# Exercise directions
Copy out each line of the data holding "this".
## Begin Supplied information
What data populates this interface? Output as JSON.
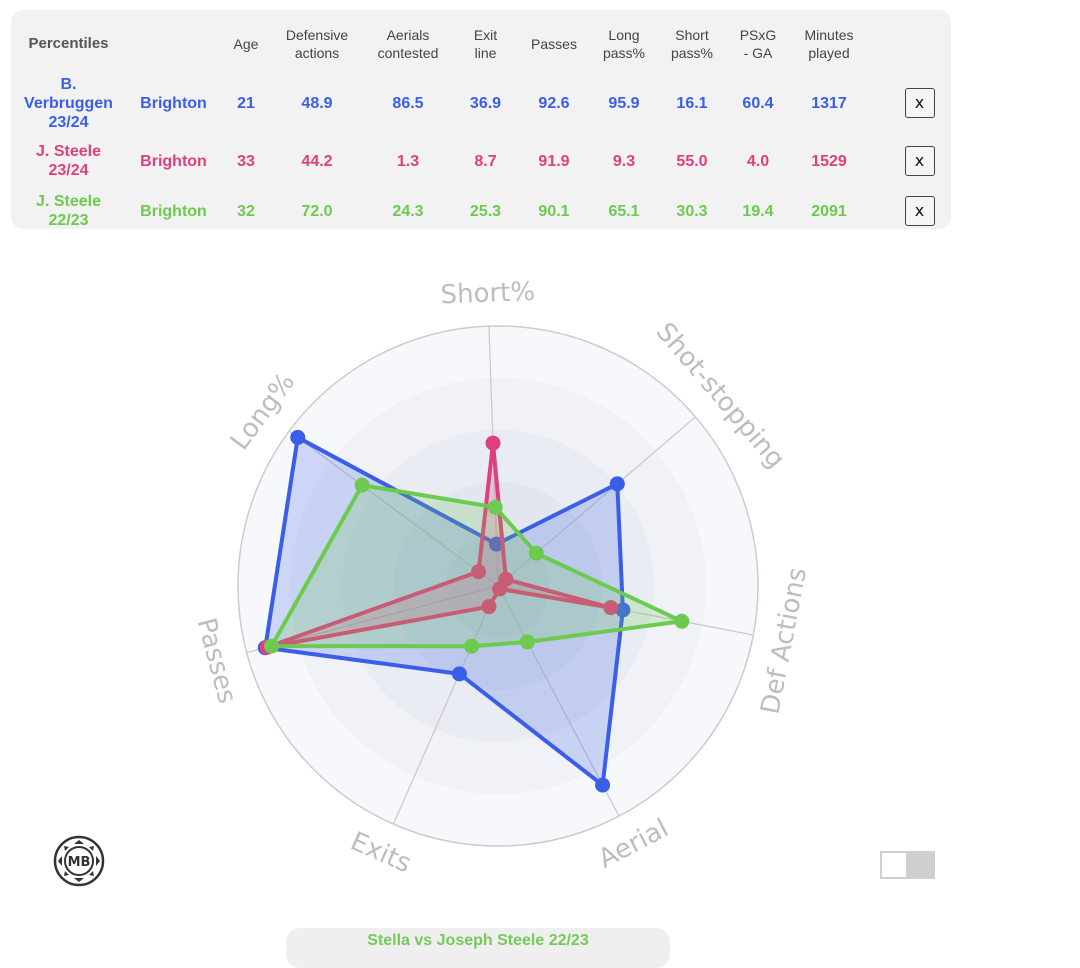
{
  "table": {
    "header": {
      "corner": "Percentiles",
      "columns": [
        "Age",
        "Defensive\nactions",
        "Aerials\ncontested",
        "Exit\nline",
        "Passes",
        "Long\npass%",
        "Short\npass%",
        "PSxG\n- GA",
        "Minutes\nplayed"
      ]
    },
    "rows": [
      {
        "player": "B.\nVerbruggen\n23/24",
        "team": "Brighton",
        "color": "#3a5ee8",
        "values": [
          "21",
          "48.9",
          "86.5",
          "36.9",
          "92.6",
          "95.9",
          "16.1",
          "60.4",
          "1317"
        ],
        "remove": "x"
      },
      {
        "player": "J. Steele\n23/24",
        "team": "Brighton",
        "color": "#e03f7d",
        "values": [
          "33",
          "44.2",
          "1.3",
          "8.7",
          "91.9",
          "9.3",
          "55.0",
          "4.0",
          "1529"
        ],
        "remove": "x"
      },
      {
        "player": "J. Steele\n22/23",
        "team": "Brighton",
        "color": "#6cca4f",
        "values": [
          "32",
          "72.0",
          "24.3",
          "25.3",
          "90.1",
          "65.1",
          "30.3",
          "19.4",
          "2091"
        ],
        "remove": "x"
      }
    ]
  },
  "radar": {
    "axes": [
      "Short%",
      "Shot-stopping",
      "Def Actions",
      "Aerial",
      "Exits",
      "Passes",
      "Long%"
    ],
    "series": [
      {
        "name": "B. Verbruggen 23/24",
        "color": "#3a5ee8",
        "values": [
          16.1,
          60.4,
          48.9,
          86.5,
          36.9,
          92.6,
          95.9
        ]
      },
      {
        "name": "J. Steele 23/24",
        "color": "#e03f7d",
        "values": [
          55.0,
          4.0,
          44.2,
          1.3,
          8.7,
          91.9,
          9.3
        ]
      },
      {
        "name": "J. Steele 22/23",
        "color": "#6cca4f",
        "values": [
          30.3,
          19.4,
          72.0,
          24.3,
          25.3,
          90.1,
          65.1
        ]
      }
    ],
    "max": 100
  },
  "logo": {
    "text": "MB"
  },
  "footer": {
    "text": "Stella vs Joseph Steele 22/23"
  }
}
## End Supplied information
## Begin Supplied information
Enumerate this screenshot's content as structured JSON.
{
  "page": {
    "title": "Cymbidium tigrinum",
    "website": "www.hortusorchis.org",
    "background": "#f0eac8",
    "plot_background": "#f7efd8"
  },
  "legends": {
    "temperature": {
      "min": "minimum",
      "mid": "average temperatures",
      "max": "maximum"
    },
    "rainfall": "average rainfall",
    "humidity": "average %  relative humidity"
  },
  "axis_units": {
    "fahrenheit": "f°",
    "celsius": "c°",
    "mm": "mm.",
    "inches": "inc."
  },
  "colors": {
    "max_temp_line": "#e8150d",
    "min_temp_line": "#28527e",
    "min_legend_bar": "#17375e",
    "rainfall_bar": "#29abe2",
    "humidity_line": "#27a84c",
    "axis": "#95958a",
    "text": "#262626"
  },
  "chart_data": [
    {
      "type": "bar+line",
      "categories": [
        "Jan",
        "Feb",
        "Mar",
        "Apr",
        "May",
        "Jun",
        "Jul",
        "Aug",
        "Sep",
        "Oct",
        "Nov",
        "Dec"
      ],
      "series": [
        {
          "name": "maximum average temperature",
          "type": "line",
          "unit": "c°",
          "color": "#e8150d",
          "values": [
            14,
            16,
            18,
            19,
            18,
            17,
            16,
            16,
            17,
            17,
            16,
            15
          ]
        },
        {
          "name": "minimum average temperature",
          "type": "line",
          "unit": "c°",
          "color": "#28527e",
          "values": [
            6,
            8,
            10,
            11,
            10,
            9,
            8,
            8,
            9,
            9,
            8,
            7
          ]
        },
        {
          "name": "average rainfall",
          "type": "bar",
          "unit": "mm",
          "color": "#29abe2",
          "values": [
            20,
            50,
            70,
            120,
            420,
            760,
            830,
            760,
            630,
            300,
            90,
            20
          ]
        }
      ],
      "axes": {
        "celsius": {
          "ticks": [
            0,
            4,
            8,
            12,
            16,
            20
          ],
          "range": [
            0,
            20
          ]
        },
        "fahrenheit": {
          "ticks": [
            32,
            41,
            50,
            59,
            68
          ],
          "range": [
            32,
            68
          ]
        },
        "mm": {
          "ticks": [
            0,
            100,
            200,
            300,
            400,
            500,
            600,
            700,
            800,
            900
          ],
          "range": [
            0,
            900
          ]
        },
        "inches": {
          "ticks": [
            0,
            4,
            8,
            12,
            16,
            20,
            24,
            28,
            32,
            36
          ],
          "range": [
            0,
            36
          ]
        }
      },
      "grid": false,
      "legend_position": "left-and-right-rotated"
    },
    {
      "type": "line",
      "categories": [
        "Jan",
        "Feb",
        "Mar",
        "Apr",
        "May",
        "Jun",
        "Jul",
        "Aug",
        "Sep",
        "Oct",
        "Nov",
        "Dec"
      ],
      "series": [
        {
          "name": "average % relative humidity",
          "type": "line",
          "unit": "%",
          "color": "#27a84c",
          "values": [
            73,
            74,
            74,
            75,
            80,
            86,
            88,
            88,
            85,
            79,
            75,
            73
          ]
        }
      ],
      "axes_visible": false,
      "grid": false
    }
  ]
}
## End Supplied information
# Answer for the task
What data populates this interface? Output as JSON.
Enumerate this screenshot's content as structured JSON.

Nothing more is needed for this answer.